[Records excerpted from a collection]
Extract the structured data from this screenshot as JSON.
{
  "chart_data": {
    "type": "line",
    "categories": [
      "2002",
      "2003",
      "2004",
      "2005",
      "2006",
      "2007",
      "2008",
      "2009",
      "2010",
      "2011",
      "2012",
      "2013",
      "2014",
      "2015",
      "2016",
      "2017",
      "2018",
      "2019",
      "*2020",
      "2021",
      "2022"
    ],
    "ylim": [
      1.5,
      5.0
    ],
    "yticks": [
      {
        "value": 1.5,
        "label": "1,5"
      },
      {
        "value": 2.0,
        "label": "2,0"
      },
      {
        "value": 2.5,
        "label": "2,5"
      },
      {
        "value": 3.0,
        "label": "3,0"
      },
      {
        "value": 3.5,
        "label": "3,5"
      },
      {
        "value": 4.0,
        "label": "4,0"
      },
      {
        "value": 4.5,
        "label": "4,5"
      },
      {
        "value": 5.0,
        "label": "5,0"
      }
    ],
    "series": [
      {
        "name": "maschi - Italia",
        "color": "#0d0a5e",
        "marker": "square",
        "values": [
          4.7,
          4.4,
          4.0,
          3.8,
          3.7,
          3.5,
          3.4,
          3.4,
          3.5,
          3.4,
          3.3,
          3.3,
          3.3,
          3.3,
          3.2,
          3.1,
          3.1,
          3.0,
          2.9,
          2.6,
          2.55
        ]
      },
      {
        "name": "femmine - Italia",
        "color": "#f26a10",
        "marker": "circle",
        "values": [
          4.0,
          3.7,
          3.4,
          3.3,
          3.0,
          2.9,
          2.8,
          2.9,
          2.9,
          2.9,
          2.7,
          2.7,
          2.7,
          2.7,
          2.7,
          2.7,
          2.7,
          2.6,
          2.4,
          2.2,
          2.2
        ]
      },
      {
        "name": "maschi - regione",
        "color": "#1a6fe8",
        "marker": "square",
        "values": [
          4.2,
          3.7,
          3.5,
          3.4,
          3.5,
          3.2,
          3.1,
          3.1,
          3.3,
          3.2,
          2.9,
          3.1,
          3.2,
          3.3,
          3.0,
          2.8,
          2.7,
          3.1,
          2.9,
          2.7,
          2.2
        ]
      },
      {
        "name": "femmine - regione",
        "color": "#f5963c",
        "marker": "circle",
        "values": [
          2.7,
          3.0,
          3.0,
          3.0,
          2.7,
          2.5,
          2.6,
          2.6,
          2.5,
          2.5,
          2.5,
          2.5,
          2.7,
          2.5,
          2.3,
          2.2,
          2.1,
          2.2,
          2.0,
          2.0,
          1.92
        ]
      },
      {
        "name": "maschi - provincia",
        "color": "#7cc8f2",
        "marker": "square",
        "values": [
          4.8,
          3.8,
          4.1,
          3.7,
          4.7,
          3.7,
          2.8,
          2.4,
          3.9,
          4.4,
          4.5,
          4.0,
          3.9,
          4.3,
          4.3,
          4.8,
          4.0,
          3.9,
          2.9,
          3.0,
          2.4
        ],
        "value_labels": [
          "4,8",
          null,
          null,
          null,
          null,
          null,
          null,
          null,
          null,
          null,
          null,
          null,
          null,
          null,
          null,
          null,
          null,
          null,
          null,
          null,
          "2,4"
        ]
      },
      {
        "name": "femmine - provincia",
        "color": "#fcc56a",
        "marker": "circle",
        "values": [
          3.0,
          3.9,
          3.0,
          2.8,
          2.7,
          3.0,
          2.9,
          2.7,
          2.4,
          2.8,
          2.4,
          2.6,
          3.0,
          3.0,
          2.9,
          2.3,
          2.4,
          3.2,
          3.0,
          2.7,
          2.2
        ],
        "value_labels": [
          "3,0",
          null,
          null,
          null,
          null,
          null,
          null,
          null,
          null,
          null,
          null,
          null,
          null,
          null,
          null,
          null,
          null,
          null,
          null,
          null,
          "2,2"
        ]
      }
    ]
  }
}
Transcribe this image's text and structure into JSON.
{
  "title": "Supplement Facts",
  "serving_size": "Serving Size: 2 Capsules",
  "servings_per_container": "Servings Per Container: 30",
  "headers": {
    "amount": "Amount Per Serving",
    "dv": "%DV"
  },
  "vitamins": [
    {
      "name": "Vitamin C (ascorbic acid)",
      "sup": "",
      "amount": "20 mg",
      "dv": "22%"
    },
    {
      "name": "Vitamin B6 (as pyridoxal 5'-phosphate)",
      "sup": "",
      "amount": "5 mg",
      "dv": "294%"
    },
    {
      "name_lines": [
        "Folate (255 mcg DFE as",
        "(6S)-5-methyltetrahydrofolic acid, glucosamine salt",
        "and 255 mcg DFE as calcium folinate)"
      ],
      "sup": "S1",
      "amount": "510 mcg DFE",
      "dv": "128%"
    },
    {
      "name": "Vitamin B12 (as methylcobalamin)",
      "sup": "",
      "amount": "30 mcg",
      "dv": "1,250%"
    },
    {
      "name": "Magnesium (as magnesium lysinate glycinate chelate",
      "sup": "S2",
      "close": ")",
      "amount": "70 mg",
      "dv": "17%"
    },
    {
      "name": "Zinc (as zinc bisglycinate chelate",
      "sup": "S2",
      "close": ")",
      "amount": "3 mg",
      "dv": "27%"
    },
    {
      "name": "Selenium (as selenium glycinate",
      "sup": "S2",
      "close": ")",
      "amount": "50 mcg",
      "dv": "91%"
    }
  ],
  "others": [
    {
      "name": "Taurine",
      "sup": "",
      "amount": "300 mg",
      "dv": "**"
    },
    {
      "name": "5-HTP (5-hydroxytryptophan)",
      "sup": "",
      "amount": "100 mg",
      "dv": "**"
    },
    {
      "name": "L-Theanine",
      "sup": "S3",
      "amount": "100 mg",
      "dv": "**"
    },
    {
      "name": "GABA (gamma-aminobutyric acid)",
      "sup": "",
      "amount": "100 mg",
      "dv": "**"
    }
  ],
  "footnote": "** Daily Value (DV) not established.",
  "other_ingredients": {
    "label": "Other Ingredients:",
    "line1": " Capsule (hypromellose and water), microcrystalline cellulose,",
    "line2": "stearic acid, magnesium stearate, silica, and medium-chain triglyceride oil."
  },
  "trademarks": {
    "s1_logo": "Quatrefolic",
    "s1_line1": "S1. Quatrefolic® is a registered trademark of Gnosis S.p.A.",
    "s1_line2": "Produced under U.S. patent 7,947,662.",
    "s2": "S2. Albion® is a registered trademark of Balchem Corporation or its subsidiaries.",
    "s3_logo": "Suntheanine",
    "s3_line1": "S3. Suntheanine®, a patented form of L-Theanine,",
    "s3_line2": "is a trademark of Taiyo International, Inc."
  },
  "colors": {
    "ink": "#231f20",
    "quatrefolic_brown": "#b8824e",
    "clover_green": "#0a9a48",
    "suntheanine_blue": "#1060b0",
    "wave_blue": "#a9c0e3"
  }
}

*DO THIS*
Take the material above and return all of it exactly.

*REPLY*
Extract the structured data from this screenshot as JSON.
{
  "chart_data": {
    "type": "line",
    "categories": [
      "2002",
      "2003",
      "2004",
      "2005",
      "2006",
      "2007",
      "2008",
      "2009",
      "2010",
      "2011",
      "2012",
      "2013",
      "2014",
      "2015",
      "2016",
      "2017",
      "2018",
      "2019",
      "*2020",
      "2021",
      "2022"
    ],
    "ylim": [
      1.5,
      5.0
    ],
    "yticks": [
      {
        "value": 1.5,
        "label": "1,5"
      },
      {
        "value": 2.0,
        "label": "2,0"
      },
      {
        "value": 2.5,
        "label": "2,5"
      },
      {
        "value": 3.0,
        "label": "3,0"
      },
      {
        "value": 3.5,
        "label": "3,5"
      },
      {
        "value": 4.0,
        "label": "4,0"
      },
      {
        "value": 4.5,
        "label": "4,5"
      },
      {
        "value": 5.0,
        "label": "5,0"
      }
    ],
    "series": [
      {
        "name": "maschi - Italia",
        "color": "#0d0a5e",
        "marker": "square",
        "values": [
          4.7,
          4.4,
          4.0,
          3.8,
          3.7,
          3.5,
          3.4,
          3.4,
          3.5,
          3.4,
          3.3,
          3.3,
          3.3,
          3.3,
          3.2,
          3.1,
          3.1,
          3.0,
          2.9,
          2.6,
          2.55
        ]
      },
      {
        "name": "femmine - Italia",
        "color": "#f26a10",
        "marker": "circle",
        "values": [
          4.0,
          3.7,
          3.4,
          3.3,
          3.0,
          2.9,
          2.8,
          2.9,
          2.9,
          2.9,
          2.7,
          2.7,
          2.7,
          2.7,
          2.7,
          2.7,
          2.7,
          2.6,
          2.4,
          2.2,
          2.2
        ]
      },
      {
        "name": "maschi - regione",
        "color": "#1a6fe8",
        "marker": "square",
        "values": [
          4.2,
          3.7,
          3.5,
          3.4,
          3.5,
          3.2,
          3.1,
          3.1,
          3.3,
          3.2,
          2.9,
          3.1,
          3.2,
          3.3,
          3.0,
          2.8,
          2.7,
          3.1,
          2.9,
          2.7,
          2.2
        ]
      },
      {
        "name": "femmine - regione",
        "color": "#f5963c",
        "marker": "circle",
        "values": [
          2.7,
          3.0,
          3.0,
          3.0,
          2.7,
          2.5,
          2.6,
          2.6,
          2.5,
          2.5,
          2.5,
          2.5,
          2.7,
          2.5,
          2.3,
          2.2,
          2.1,
          2.2,
          2.0,
          2.0,
          1.92
        ]
      },
      {
        "name": "maschi - provincia",
        "color": "#7cc8f2",
        "marker": "square",
        "values": [
          4.8,
          3.8,
          4.1,
          3.7,
          4.7,
          3.7,
          2.8,
          2.4,
          3.9,
          4.4,
          4.5,
          4.0,
          3.9,
          4.3,
          4.3,
          4.8,
          4.0,
          3.9,
          2.9,
          3.0,
          2.4
        ],
        "value_labels": [
          "4,8",
          null,
          null,
          null,
          null,
          null,
          null,
          null,
          null,
          null,
          null,
          null,
          null,
          null,
          null,
          null,
          null,
          null,
          null,
          null,
          "2,4"
        ]
      },
      {
        "name": "femmine - provincia",
        "color": "#fcc56a",
        "marker": "circle",
        "values": [
          3.0,
          3.9,
          3.0,
          2.8,
          2.7,
          3.0,
          2.9,
          2.7,
          2.4,
          2.8,
          2.4,
          2.6,
          3.0,
          3.0,
          2.9,
          2.3,
          2.4,
          3.2,
          3.0,
          2.7,
          2.2
        ],
        "value_labels": [
          "3,0",
          null,
          null,
          null,
          null,
          null,
          null,
          null,
          null,
          null,
          null,
          null,
          null,
          null,
          null,
          null,
          null,
          null,
          null,
          null,
          "2,2"
        ]
      }
    ]
  }
}
Transcribe this image's text and structure into JSON.
{
  "title": "Supplement Facts",
  "serving_size": "Serving Size: 2 Capsules",
  "servings_per_container": "Servings Per Container: 30",
  "headers": {
    "amount": "Amount Per Serving",
    "dv": "%DV"
  },
  "vitamins": [
    {
      "name": "Vitamin C (ascorbic acid)",
      "sup": "",
      "amount": "20 mg",
      "dv": "22%"
    },
    {
      "name": "Vitamin B6 (as pyridoxal 5'-phosphate)",
      "sup": "",
      "amount": "5 mg",
      "dv": "294%"
    },
    {
      "name_lines": [
        "Folate (255 mcg DFE as",
        "(6S)-5-methyltetrahydrofolic acid, glucosamine salt",
        "and 255 mcg DFE as calcium folinate)"
      ],
      "sup": "S1",
      "amount": "510 mcg DFE",
      "dv": "128%"
    },
    {
      "name": "Vitamin B12 (as methylcobalamin)",
      "sup": "",
      "amount": "30 mcg",
      "dv": "1,250%"
    },
    {
      "name": "Magnesium (as magnesium lysinate glycinate chelate",
      "sup": "S2",
      "close": ")",
      "amount": "70 mg",
      "dv": "17%"
    },
    {
      "name": "Zinc (as zinc bisglycinate chelate",
      "sup": "S2",
      "close": ")",
      "amount": "3 mg",
      "dv": "27%"
    },
    {
      "name": "Selenium (as selenium glycinate",
      "sup": "S2",
      "close": ")",
      "amount": "50 mcg",
      "dv": "91%"
    }
  ],
  "others": [
    {
      "name": "Taurine",
      "sup": "",
      "amount": "300 mg",
      "dv": "**"
    },
    {
      "name": "5-HTP (5-hydroxytryptophan)",
      "sup": "",
      "amount": "100 mg",
      "dv": "**"
    },
    {
      "name": "L-Theanine",
      "sup": "S3",
      "amount": "100 mg",
      "dv": "**"
    },
    {
      "name": "GABA (gamma-aminobutyric acid)",
      "sup": "",
      "amount": "100 mg",
      "dv": "**"
    }
  ],
  "footnote": "** Daily Value (DV) not established.",
  "other_ingredients": {
    "label": "Other Ingredients:",
    "line1": " Capsule (hypromellose and water), microcrystalline cellulose,",
    "line2": "stearic acid, magnesium stearate, silica, and medium-chain triglyceride oil."
  },
  "trademarks": {
    "s1_logo": "Quatrefolic",
    "s1_line1": "S1. Quatrefolic® is a registered trademark of Gnosis S.p.A.",
    "s1_line2": "Produced under U.S. patent 7,947,662.",
    "s2": "S2. Albion® is a registered trademark of Balchem Corporation or its subsidiaries.",
    "s3_logo": "Suntheanine",
    "s3_line1": "S3. Suntheanine®, a patented form of L-Theanine,",
    "s3_line2": "is a trademark of Taiyo International, Inc."
  },
  "colors": {
    "ink": "#231f20",
    "quatrefolic_brown": "#b8824e",
    "clover_green": "#0a9a48",
    "suntheanine_blue": "#1060b0",
    "wave_blue": "#a9c0e3"
  }
}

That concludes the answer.